Set problem: Provide nothing but the number of lines containing the string "pull".

Dataset items:
== == ==

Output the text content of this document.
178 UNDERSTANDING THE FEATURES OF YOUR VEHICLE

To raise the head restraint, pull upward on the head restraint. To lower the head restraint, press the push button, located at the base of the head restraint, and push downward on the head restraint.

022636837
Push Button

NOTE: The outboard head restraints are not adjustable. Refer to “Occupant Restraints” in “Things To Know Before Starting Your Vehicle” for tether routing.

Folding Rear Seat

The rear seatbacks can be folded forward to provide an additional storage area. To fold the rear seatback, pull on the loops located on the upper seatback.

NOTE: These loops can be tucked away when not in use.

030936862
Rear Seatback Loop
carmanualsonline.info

== == ==

Reply to the exercise: 2